Items from a dataset:
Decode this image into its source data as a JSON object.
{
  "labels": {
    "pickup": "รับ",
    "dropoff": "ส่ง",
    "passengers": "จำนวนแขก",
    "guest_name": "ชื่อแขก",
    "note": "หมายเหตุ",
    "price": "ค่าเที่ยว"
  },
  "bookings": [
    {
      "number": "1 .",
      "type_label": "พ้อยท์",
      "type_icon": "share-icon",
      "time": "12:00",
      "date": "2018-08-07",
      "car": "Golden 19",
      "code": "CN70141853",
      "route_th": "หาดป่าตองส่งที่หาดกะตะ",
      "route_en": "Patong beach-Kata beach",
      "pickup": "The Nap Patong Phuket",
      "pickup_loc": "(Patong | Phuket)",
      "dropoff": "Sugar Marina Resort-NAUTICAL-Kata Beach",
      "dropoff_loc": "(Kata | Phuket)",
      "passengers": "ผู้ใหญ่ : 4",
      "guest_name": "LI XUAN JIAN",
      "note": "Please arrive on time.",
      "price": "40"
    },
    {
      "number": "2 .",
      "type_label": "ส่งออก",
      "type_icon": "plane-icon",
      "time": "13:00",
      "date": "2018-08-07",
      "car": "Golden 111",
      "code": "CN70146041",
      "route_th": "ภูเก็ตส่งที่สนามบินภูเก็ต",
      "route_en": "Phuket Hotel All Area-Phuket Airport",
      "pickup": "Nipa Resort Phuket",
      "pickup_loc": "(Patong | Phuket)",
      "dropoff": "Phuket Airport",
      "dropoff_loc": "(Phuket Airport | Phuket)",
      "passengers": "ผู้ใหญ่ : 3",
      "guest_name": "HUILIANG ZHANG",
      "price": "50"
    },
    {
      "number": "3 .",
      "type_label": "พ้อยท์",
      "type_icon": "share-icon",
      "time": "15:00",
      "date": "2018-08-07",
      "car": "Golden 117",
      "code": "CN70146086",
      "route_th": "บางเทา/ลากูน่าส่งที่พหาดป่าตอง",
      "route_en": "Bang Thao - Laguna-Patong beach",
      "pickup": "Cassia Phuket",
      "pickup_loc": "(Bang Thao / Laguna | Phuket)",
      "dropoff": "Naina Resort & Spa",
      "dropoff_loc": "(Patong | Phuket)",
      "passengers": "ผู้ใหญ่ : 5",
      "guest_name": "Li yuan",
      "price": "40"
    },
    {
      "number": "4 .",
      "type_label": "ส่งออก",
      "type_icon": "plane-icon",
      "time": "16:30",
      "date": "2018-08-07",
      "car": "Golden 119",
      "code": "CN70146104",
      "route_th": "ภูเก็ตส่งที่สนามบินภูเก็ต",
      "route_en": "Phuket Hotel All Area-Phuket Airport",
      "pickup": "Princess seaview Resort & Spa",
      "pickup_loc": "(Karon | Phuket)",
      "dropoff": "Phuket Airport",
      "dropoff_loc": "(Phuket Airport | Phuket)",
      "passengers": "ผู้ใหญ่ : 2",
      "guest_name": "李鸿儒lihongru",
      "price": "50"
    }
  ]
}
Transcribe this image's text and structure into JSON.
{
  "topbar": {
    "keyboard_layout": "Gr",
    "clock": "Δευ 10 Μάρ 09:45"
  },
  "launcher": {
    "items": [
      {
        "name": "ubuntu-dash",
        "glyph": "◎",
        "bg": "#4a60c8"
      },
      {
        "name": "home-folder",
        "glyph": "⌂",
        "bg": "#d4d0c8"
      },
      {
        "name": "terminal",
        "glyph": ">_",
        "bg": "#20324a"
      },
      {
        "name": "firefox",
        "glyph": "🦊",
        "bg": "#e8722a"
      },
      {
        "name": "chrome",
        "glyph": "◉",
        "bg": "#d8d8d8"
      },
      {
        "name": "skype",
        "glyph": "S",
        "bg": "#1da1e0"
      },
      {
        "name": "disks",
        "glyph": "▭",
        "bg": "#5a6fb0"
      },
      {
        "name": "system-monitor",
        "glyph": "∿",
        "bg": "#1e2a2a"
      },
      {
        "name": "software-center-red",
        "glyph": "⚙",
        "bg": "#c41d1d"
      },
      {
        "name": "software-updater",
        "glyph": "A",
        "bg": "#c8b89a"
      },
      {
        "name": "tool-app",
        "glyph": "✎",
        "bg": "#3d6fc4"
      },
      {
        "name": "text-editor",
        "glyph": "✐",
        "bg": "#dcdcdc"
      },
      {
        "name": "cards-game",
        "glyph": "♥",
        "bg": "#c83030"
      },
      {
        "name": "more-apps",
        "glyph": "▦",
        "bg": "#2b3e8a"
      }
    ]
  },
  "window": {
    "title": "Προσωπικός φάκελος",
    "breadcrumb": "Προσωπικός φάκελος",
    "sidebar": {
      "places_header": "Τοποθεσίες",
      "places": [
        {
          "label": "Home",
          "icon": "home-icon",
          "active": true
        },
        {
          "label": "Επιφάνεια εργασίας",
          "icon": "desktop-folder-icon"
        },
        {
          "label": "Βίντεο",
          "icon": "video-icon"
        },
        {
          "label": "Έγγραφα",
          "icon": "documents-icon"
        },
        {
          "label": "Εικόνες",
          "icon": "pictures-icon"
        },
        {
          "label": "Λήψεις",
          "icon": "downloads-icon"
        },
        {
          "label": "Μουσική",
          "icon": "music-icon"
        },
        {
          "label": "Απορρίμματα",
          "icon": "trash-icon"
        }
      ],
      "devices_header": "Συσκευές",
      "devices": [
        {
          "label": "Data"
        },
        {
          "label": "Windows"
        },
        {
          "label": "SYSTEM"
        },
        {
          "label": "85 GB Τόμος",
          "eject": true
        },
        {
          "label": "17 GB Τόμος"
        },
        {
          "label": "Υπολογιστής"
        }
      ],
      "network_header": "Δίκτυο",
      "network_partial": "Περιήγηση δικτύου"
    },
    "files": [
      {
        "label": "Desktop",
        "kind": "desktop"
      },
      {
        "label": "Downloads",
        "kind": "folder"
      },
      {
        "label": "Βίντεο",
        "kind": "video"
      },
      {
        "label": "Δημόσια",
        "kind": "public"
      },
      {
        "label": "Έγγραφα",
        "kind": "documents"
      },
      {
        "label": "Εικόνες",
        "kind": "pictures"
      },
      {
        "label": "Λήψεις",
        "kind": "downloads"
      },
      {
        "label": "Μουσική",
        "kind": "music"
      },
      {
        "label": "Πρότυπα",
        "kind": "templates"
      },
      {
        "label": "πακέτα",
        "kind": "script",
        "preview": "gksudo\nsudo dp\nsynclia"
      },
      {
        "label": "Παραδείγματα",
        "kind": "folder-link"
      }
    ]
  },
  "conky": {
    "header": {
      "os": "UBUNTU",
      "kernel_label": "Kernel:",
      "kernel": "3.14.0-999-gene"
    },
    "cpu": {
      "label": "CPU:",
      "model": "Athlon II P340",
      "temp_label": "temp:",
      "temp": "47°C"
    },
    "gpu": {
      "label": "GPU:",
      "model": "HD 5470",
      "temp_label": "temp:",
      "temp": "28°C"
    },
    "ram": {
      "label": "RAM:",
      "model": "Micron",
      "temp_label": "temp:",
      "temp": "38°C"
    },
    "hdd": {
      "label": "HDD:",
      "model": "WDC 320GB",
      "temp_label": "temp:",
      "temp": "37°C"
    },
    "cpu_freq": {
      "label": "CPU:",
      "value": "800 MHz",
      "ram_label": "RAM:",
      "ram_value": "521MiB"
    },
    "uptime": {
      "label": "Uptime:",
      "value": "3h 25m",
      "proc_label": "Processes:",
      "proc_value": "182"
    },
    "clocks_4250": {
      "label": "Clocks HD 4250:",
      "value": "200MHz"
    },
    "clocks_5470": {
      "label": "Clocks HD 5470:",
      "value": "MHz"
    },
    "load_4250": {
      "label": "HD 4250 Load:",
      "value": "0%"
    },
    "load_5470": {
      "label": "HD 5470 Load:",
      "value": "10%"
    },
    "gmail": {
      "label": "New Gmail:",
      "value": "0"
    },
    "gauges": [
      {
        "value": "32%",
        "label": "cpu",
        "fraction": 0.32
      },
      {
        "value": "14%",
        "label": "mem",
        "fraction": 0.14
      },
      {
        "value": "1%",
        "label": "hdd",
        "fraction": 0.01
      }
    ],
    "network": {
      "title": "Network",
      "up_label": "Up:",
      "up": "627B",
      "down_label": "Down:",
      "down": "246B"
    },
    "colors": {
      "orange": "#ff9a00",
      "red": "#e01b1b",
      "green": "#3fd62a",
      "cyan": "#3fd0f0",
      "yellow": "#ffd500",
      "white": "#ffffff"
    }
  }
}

▶ _Required work_
Return, from the data, each line that has the word "documents" in it.

▶ _The response_
          "icon": "documents-icon"
        "kind": "documents"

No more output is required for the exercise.